• [AIM OF THE TASK] Reproduce the listing below in full and without alteration, apart from its pictures.

• [DATA PROVIDED]
· · · ·

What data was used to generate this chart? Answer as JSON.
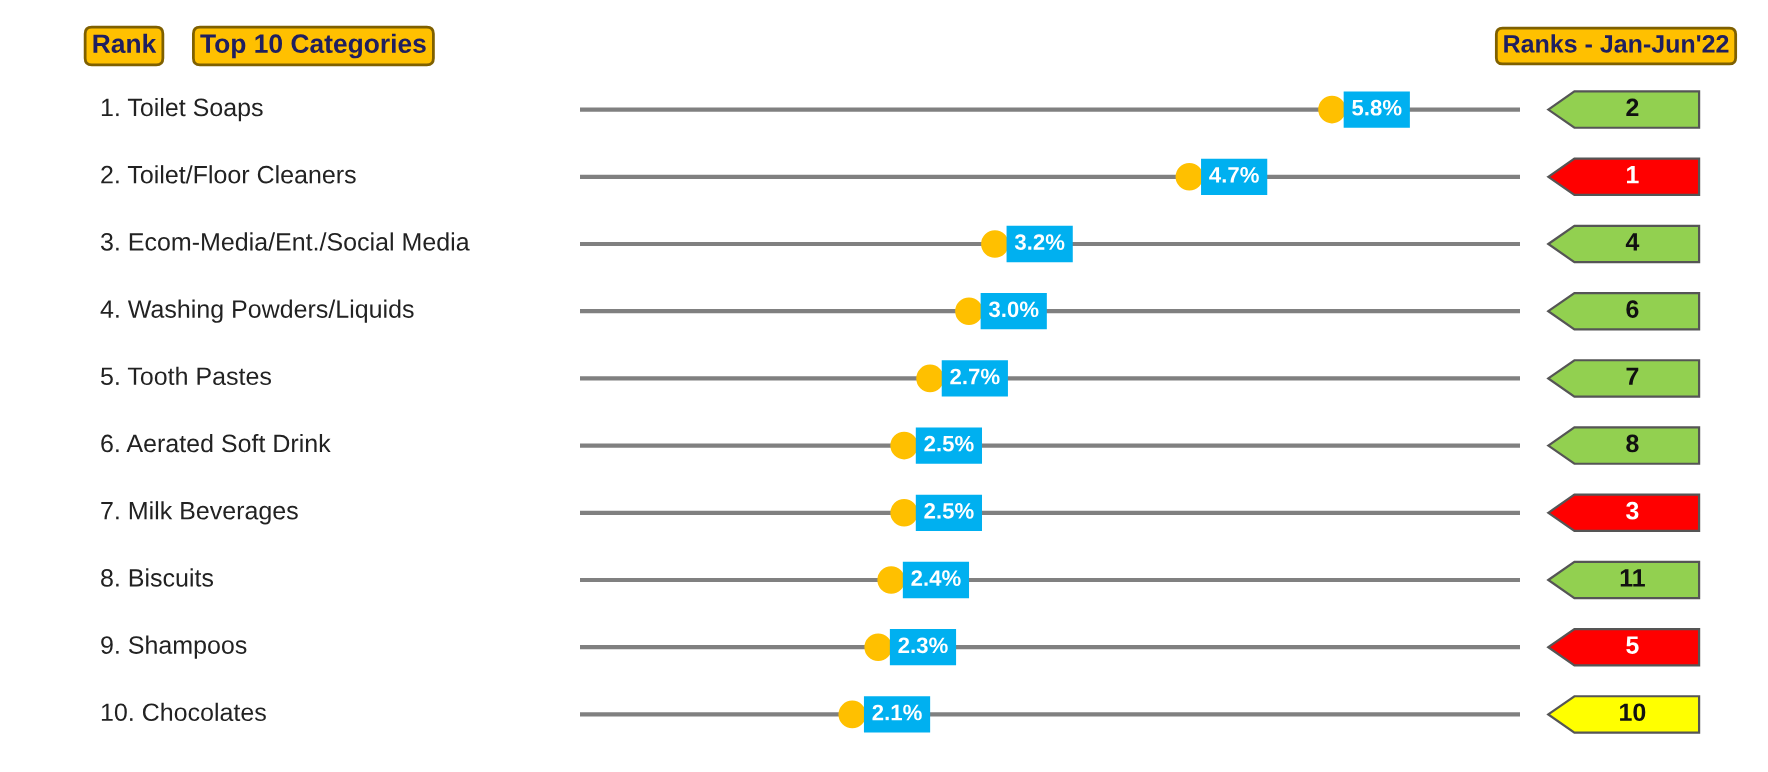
{
  "chart_data": [
    {
      "type": "lollipop",
      "orientation": "horizontal",
      "title": "Top 10 Categories",
      "ylabel": "Rank",
      "marker": "circle",
      "color": "#ffc000",
      "grid": "y",
      "categories": [
        "1. Toilet Soaps",
        "2. Toilet/Floor Cleaners",
        "3. Ecom-Media/Ent./Social Media",
        "4. Washing Powders/Liquids",
        "5. Tooth Pastes",
        "6. Aerated Soft Drink",
        "7. Milk Beverages",
        "8. Biscuits",
        "9. Shampoos",
        "10. Chocolates"
      ],
      "values": [
        5.8,
        4.7,
        3.2,
        3.0,
        2.7,
        2.5,
        2.5,
        2.4,
        2.3,
        2.1
      ],
      "value_labels": [
        "5.8%",
        "4.7%",
        "3.2%",
        "3.0%",
        "2.7%",
        "2.5%",
        "2.5%",
        "2.4%",
        "2.3%",
        "2.1%"
      ]
    },
    {
      "type": "other",
      "title": "Ranks - Jan-Jun'22",
      "annotations": [
        "2",
        "1",
        "4",
        "6",
        "7",
        "8",
        "3",
        "11",
        "5",
        "10"
      ],
      "colors": [
        "#92d050",
        "#ff0000",
        "#92d050",
        "#92d050",
        "#92d050",
        "#92d050",
        "#ff0000",
        "#92d050",
        "#ff0000",
        "#ffff00"
      ]
    }
  ]
}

· · · ·

• [REPLY TO THE TASK]
What data was used to generate this chart? Answer as JSON.
{
  "chart_data": [
    {
      "type": "lollipop",
      "orientation": "horizontal",
      "title": "Top 10 Categories",
      "ylabel": "Rank",
      "marker": "circle",
      "color": "#ffc000",
      "grid": "y",
      "categories": [
        "1. Toilet Soaps",
        "2. Toilet/Floor Cleaners",
        "3. Ecom-Media/Ent./Social Media",
        "4. Washing Powders/Liquids",
        "5. Tooth Pastes",
        "6. Aerated Soft Drink",
        "7. Milk Beverages",
        "8. Biscuits",
        "9. Shampoos",
        "10. Chocolates"
      ],
      "values": [
        5.8,
        4.7,
        3.2,
        3.0,
        2.7,
        2.5,
        2.5,
        2.4,
        2.3,
        2.1
      ],
      "value_labels": [
        "5.8%",
        "4.7%",
        "3.2%",
        "3.0%",
        "2.7%",
        "2.5%",
        "2.5%",
        "2.4%",
        "2.3%",
        "2.1%"
      ]
    },
    {
      "type": "other",
      "title": "Ranks - Jan-Jun'22",
      "annotations": [
        "2",
        "1",
        "4",
        "6",
        "7",
        "8",
        "3",
        "11",
        "5",
        "10"
      ],
      "colors": [
        "#92d050",
        "#ff0000",
        "#92d050",
        "#92d050",
        "#92d050",
        "#92d050",
        "#ff0000",
        "#92d050",
        "#ff0000",
        "#ffff00"
      ]
    }
  ]
}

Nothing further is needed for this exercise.